Work required:
Every line in the listing is to be echoed verbatim.

⁂

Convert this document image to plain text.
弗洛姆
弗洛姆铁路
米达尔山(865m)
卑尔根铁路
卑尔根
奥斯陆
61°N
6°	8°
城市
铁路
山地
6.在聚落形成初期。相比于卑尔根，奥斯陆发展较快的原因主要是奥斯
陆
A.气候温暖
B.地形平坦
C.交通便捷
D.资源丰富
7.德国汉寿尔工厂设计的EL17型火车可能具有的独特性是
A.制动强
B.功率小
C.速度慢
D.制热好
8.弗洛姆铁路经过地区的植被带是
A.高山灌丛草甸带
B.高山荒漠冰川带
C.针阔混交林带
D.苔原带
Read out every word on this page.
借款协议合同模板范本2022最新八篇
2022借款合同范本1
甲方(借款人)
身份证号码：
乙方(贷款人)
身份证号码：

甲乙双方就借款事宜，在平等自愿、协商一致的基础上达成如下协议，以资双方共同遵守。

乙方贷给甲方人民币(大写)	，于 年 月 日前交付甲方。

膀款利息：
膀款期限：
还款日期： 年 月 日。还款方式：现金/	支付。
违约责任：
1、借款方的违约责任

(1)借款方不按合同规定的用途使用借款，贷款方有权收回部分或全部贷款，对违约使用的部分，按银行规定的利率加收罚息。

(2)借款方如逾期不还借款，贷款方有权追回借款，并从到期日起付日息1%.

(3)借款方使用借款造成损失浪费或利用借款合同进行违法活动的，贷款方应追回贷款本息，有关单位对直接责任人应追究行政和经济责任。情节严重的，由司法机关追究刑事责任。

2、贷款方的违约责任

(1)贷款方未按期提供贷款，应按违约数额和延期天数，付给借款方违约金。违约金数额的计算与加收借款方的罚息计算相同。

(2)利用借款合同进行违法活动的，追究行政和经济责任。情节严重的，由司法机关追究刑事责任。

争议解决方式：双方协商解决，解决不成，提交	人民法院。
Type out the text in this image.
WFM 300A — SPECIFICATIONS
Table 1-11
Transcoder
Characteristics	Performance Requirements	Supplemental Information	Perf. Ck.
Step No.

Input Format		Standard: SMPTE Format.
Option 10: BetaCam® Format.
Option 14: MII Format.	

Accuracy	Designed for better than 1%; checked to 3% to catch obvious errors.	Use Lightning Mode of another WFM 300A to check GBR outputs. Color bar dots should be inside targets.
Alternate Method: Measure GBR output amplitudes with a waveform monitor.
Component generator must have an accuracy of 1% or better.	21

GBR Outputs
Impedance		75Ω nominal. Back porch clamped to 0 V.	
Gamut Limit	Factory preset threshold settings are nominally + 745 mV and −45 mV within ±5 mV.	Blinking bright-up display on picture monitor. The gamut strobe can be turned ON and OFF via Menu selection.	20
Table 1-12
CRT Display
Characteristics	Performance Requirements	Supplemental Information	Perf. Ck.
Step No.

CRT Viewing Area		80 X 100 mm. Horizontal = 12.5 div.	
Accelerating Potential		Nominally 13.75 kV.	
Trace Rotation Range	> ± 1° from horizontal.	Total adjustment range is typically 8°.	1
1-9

⁂

Result for this task:
Convert this document image to plain text.
弗洛姆
弗洛姆铁路
米达尔山(865m)
卑尔根铁路
卑尔根
奥斯陆
61°N
6°	8°
城市
铁路
山地
6.在聚落形成初期。相比于卑尔根，奥斯陆发展较快的原因主要是奥斯
陆
A.气候温暖
B.地形平坦
C.交通便捷
D.资源丰富
7.德国汉寿尔工厂设计的EL17型火车可能具有的独特性是
A.制动强
B.功率小
C.速度慢
D.制热好
8.弗洛姆铁路经过地区的植被带是
A.高山灌丛草甸带
B.高山荒漠冰川带
C.针阔混交林带
D.苔原带
Read out every word on this page.
借款协议合同模板范本2022最新八篇
2022借款合同范本1
甲方(借款人)
身份证号码：
乙方(贷款人)
身份证号码：

甲乙双方就借款事宜，在平等自愿、协商一致的基础上达成如下协议，以资双方共同遵守。

乙方贷给甲方人民币(大写)	，于 年 月 日前交付甲方。

膀款利息：
膀款期限：
还款日期： 年 月 日。还款方式：现金/	支付。
违约责任：
1、借款方的违约责任

(1)借款方不按合同规定的用途使用借款，贷款方有权收回部分或全部贷款，对违约使用的部分，按银行规定的利率加收罚息。

(2)借款方如逾期不还借款，贷款方有权追回借款，并从到期日起付日息1%.

(3)借款方使用借款造成损失浪费或利用借款合同进行违法活动的，贷款方应追回贷款本息，有关单位对直接责任人应追究行政和经济责任。情节严重的，由司法机关追究刑事责任。

2、贷款方的违约责任

(1)贷款方未按期提供贷款，应按违约数额和延期天数，付给借款方违约金。违约金数额的计算与加收借款方的罚息计算相同。

(2)利用借款合同进行违法活动的，追究行政和经济责任。情节严重的，由司法机关追究刑事责任。

争议解决方式：双方协商解决，解决不成，提交	人民法院。
Type out the text in this image.
WFM 300A — SPECIFICATIONS
Table 1-11
Transcoder
Characteristics	Performance Requirements	Supplemental Information	Perf. Ck.
Step No.

Input Format		Standard: SMPTE Format.
Option 10: BetaCam® Format.
Option 14: MII Format.	

Accuracy	Designed for better than 1%; checked to 3% to catch obvious errors.	Use Lightning Mode of another WFM 300A to check GBR outputs. Color bar dots should be inside targets.
Alternate Method: Measure GBR output amplitudes with a waveform monitor.
Component generator must have an accuracy of 1% or better.	21

GBR Outputs
Impedance		75Ω nominal. Back porch clamped to 0 V.	
Gamut Limit	Factory preset threshold settings are nominally + 745 mV and −45 mV within ±5 mV.	Blinking bright-up display on picture monitor. The gamut strobe can be turned ON and OFF via Menu selection.	20
Table 1-12
CRT Display
Characteristics	Performance Requirements	Supplemental Information	Perf. Ck.
Step No.

CRT Viewing Area		80 X 100 mm. Horizontal = 12.5 div.	
Accelerating Potential		Nominally 13.75 kV.	
Trace Rotation Range	> ± 1° from horizontal.	Total adjustment range is typically 8°.	1
1-9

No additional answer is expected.